*** Study text Section Begins ***
Dancer in the Dark (2000)

reviewed by
Scott Renshaw


DANCER IN THE DARK
(Fine Line)
Starring:  Bjork, Catherine Deneuve, David Morse, Peter Stormare, Vincent
Paterson, Cara Seymour, Vladica Kostic.
Screenplay:  Lars von Trier.
Producer:  Vibeka Windelov.
Director:  Lars von Trier.
MPAA Rating:  R (violence, adult themes)
Running Time:  140 minutes.
Reviewed by Scott Renshaw.

DANCER IN THE DARK is a masterwork by one of the most audaciously brilliant filmmakers working today ... or it's a huge, sick joke at the audience's expense. Or maybe it's both. You can't really put any motivation past Lars von Trier, a director whose fondness for rendering his own name in block letters four times larger than the film's title belies a certain streak of ego. This is a man who decided to write the rules for a new aesthetic of minimalist cinema with his Dogme '95 manifesto, then proceeded to break all those rules by making a live-action musical. It has become clear that you can predict virtually nothing about the way von Trier will try to make a movie, except that it will inspire extreme emotions. You may want to gasp, or cry, or smack him silly for dragging you along on his exercises in self-indulgence.

In DANCER IN THE DARK, von Trier takes at least three huge risks, and the two that pay off more than make up for the one that doesn't. His story is set in Washington state in 1964, where a Czechoslovakian emigree named Selma Jezkova (Bjork) is working as a machinist at a factory. A single mother raising her 12-year-old son Gene (Vladica Kostic), Selma devotes virtually all her time and energy to making money for a very important purpose. Gene needs an operation for a hereditary eye disorder -- the same one that is causing Selma to go blind. Only musicals can temporarily distract Selma from her mission -- watching one in a movie theater, performing in one in a local theatrical production, or imagining that the world around her is turning into one when life gets particularly grim. And it gets plenty grim when a conflict with her troubled landlord (David Morse) threatens Selma's money and her life.
*** Study text Section Ends ***
*** Records Section Begins ***
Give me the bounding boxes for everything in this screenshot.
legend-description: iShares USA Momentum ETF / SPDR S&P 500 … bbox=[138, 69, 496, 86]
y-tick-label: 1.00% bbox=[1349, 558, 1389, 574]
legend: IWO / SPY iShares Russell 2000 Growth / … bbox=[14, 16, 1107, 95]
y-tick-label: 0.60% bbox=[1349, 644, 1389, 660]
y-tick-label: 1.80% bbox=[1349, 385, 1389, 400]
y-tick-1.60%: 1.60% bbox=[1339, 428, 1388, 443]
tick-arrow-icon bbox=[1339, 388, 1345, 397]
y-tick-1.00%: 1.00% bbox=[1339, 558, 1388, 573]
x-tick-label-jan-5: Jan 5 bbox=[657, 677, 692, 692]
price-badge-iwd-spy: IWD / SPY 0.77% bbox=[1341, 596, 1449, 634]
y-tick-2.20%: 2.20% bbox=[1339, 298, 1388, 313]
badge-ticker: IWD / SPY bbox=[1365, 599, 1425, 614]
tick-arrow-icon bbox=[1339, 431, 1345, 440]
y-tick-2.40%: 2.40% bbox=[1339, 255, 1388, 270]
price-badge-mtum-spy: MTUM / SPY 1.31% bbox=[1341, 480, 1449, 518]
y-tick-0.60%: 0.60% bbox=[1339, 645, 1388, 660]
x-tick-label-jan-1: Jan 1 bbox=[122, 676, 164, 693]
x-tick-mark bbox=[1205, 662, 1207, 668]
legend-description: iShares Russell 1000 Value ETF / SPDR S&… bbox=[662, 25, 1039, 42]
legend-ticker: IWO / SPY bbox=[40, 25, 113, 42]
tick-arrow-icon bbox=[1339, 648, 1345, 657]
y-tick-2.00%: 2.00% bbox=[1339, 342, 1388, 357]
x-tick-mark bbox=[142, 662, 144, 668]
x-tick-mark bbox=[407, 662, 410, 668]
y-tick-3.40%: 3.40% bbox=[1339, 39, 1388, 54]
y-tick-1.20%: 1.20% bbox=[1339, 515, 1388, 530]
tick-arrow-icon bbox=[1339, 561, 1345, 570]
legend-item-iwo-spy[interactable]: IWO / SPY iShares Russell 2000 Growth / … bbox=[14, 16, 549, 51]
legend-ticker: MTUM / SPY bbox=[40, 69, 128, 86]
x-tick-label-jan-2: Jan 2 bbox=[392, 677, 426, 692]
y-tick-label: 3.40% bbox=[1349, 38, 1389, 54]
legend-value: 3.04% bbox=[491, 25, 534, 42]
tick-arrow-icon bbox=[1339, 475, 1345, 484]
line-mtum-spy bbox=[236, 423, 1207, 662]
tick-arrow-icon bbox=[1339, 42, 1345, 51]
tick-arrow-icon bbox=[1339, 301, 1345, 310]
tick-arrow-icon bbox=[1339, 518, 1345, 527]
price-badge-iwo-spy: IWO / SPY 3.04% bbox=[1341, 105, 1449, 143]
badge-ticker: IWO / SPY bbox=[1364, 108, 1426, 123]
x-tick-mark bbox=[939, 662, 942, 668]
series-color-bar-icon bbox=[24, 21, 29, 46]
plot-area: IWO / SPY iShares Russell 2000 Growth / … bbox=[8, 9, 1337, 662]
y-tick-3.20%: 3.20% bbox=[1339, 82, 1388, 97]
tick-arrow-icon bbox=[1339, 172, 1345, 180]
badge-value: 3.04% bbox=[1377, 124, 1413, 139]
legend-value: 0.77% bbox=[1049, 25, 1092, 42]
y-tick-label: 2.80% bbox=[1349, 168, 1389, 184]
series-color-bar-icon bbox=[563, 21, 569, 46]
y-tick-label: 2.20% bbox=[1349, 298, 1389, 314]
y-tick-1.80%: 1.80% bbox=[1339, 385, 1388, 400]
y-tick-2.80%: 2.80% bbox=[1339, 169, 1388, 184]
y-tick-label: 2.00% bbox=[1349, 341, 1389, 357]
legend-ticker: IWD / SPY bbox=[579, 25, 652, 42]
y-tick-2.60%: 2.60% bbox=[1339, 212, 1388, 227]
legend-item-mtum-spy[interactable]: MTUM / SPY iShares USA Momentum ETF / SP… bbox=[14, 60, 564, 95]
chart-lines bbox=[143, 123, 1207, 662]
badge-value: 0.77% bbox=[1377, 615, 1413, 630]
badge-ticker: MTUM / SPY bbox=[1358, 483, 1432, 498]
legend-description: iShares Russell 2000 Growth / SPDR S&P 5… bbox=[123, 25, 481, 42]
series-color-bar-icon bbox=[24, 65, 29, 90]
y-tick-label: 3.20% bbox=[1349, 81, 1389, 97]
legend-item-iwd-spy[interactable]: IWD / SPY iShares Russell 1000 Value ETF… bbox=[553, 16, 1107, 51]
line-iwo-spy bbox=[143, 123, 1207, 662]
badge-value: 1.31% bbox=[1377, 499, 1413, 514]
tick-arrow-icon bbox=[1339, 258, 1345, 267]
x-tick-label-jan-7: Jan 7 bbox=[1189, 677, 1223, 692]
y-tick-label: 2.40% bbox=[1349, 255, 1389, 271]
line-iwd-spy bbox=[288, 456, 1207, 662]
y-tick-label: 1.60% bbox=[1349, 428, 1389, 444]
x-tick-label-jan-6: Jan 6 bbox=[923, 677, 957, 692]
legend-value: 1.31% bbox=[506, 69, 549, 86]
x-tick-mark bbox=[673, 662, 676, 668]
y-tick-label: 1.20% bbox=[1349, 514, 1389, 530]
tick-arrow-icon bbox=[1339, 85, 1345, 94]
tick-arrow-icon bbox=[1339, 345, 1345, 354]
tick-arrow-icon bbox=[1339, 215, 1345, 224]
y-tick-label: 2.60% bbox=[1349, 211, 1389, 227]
*** Records Section Ends ***
Work order 1
According to the Dancer in the Dark review, where and when is the film's story set?
Work order 2
Continue the Dancer in the Dark review from its final sentence.

Written answer 1
Washington state in 1964.

Written answer 2
The grimness of Selma's life is rendered in von Trier's favored washed-out morph of film and digital video -- Big Risk #1 -- but it's a tactical blunder for this particular script. DANCER IN THE DARK is fashioned as a melodrama, with developments that pit our morally pure heroine against dastardly forces. On glossy celluloid, such an old-fashioned narrative approach might have worked. The hand-held, documentary-style of DANCER IN THE DARK, however, demands a level of depth in the characters' motivations and relationships that isn't always there. Von Trier spends too much time on Selma's interaction with an unrequitedly infatuated admirer (Peter Stormare) while never bothering to explore his interest in her. That's time that could have been much better spent on the underdeveloped relationship between Selma and Gene, which should be central to the film. What are we to make of her obsession with his future needs while apparently ignoring his present, including truancy? It would have been possible to turn Selma's conflicted motivations into a compelling plot point. When a character is left to ask Selma, "Why did you have Gene?" you realize that von Trier has turned the son into an abstraction, and let the mother off too easy.

Such a gaping hole at the center should have killed DANCER IN THE DARK where it stood. Instead, it's still often dizzying, chilling and more engrossing than virtually any other film this year. Big Risk #2 was the casting of Bjork as Selma, and it's hard to do justice to how extraordinary her performance is. While her less-than-authentic Czech accent occasionally distracts, she hits every emotional note with such resonance that it's painful to watch her. And as painful as it is to watch, it's equally impossible not to watch when Big Risk #3 -- the musical production numbers -- kicks in. They're rendered as brightly-colored interpretations of Selma's interior life, inspired by the natural rhythms of a train's wheels, machinery and a record's run-out groove. Undoubtedly some viewers will find it impossible to get past the contrivance, or past Bjork's distinctive yodeling vocals. Others will be transfixed by the image of a killer fantasizing the forgiveness of the victim, or the most abruptly concluded musical number in film history.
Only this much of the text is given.